WHAT THIS TASK INVOLVES:
Copy out every line that contains "KONCERT".

DATA SHOWN:
⟨

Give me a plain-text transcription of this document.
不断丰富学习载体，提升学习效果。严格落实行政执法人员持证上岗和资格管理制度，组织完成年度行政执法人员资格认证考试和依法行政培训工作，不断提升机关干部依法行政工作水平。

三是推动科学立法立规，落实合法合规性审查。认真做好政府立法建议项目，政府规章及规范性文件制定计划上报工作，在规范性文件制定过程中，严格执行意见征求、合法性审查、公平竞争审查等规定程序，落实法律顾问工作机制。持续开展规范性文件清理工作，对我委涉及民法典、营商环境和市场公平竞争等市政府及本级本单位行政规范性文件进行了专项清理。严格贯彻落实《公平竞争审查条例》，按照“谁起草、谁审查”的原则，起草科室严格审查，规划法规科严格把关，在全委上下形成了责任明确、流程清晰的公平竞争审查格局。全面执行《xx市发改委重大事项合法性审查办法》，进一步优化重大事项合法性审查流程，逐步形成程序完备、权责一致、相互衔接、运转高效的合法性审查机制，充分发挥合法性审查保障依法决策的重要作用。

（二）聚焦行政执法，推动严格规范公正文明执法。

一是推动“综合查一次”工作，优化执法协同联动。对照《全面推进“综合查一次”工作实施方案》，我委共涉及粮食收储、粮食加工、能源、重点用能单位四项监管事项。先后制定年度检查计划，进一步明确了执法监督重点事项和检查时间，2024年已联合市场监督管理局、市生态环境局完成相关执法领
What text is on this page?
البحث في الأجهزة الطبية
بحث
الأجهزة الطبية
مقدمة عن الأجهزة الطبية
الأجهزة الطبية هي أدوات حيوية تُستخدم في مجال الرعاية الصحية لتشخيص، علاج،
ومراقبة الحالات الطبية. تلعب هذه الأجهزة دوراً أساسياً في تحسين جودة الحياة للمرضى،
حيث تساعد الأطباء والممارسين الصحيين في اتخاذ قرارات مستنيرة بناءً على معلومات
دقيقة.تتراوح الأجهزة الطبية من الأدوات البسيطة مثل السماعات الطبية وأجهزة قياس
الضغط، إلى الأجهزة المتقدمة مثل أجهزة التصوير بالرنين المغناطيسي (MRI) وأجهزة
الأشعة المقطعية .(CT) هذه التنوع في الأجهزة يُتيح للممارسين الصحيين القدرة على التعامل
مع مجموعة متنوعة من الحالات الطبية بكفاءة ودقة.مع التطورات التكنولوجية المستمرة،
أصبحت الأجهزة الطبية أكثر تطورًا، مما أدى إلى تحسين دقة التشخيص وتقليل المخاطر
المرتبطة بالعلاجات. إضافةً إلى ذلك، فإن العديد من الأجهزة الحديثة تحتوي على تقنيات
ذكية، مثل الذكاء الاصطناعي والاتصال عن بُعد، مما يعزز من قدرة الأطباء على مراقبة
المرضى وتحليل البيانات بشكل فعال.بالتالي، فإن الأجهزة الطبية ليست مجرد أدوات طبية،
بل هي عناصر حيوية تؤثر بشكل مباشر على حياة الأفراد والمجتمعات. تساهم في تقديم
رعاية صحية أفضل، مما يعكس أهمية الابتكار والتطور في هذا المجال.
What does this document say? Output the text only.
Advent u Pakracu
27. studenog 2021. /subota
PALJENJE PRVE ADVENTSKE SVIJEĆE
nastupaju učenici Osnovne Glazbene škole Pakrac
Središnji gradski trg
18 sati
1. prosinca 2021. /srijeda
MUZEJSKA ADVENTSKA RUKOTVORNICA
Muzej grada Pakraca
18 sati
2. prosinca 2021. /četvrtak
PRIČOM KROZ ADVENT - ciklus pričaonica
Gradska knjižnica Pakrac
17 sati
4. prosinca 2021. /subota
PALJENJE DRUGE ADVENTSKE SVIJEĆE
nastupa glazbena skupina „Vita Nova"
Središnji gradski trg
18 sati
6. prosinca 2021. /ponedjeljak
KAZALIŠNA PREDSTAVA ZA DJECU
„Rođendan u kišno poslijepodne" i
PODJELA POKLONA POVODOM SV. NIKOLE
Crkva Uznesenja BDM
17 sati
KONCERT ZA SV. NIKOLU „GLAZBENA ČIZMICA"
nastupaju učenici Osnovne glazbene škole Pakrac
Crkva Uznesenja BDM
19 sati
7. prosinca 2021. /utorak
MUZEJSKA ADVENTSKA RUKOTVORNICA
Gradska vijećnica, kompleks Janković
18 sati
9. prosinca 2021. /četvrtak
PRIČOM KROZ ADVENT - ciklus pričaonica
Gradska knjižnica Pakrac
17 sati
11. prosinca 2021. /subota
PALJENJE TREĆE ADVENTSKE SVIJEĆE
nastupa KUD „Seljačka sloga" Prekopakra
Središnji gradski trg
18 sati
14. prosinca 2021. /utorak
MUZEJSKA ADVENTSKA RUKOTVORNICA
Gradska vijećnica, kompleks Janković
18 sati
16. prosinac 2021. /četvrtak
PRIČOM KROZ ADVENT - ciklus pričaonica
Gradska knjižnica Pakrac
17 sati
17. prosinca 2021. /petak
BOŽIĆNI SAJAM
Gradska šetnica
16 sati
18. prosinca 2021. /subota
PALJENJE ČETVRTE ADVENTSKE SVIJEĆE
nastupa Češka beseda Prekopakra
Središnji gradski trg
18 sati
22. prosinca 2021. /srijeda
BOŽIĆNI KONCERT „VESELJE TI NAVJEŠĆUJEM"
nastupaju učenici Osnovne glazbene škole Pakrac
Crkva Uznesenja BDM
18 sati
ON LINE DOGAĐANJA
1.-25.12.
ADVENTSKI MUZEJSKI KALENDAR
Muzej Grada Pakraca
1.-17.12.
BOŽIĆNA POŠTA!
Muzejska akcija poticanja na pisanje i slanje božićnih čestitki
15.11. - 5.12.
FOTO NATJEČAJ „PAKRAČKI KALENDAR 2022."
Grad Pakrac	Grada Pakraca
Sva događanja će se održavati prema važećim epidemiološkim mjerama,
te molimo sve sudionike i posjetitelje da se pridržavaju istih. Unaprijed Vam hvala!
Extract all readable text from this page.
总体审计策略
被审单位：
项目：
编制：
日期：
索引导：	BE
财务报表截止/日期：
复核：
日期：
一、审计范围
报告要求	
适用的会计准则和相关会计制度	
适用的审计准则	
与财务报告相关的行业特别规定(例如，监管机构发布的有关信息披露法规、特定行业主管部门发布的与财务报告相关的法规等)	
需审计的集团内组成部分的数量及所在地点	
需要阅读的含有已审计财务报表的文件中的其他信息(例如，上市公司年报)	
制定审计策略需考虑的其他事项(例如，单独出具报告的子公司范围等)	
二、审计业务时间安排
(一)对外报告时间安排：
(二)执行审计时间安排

⟩

RESPONSE TO THIS TASK:
KONCERT ZA SV. NIKOLU „GLAZBENA ČIZMICA"
BOŽIĆNI KONCERT „VESELJE TI NAVJEŠĆUJEM"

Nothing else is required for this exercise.